▶ **AIM OF THE TASK**
Transcribe every line, keeping it exact.
──────── RECORDS FOR THE EXERCISE ────────
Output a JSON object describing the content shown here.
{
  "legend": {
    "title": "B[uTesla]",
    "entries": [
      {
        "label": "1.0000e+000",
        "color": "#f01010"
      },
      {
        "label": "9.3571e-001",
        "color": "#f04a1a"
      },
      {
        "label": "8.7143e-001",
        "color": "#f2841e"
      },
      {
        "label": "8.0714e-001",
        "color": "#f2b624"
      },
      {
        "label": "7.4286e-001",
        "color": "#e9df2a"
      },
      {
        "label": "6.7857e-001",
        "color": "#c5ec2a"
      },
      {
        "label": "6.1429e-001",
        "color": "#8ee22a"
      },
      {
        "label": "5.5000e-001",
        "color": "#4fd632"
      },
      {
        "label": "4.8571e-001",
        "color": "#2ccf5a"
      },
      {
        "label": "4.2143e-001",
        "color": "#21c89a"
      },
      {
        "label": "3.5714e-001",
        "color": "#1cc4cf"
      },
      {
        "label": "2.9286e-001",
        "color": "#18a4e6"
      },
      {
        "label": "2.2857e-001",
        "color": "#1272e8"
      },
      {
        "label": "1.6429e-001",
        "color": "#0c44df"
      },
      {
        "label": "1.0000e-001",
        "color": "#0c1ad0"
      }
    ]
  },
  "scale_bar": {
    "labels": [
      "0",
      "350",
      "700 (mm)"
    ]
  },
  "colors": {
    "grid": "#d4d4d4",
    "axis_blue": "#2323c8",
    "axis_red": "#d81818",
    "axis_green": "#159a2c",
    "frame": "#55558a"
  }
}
────────
▶ **THE SOLUTION**
Output a JSON object describing the content shown here.
{
  "legend": {
    "title": "B[uTesla]",
    "entries": [
      {
        "label": "1.0000e+000",
        "color": "#f01010"
      },
      {
        "label": "9.3571e-001",
        "color": "#f04a1a"
      },
      {
        "label": "8.7143e-001",
        "color": "#f2841e"
      },
      {
        "label": "8.0714e-001",
        "color": "#f2b624"
      },
      {
        "label": "7.4286e-001",
        "color": "#e9df2a"
      },
      {
        "label": "6.7857e-001",
        "color": "#c5ec2a"
      },
      {
        "label": "6.1429e-001",
        "color": "#8ee22a"
      },
      {
        "label": "5.5000e-001",
        "color": "#4fd632"
      },
      {
        "label": "4.8571e-001",
        "color": "#2ccf5a"
      },
      {
        "label": "4.2143e-001",
        "color": "#21c89a"
      },
      {
        "label": "3.5714e-001",
        "color": "#1cc4cf"
      },
      {
        "label": "2.9286e-001",
        "color": "#18a4e6"
      },
      {
        "label": "2.2857e-001",
        "color": "#1272e8"
      },
      {
        "label": "1.6429e-001",
        "color": "#0c44df"
      },
      {
        "label": "1.0000e-001",
        "color": "#0c1ad0"
      }
    ]
  },
  "scale_bar": {
    "labels": [
      "0",
      "350",
      "700 (mm)"
    ]
  },
  "colors": {
    "grid": "#d4d4d4",
    "axis_blue": "#2323c8",
    "axis_red": "#d81818",
    "axis_green": "#159a2c",
    "frame": "#55558a"
  }
}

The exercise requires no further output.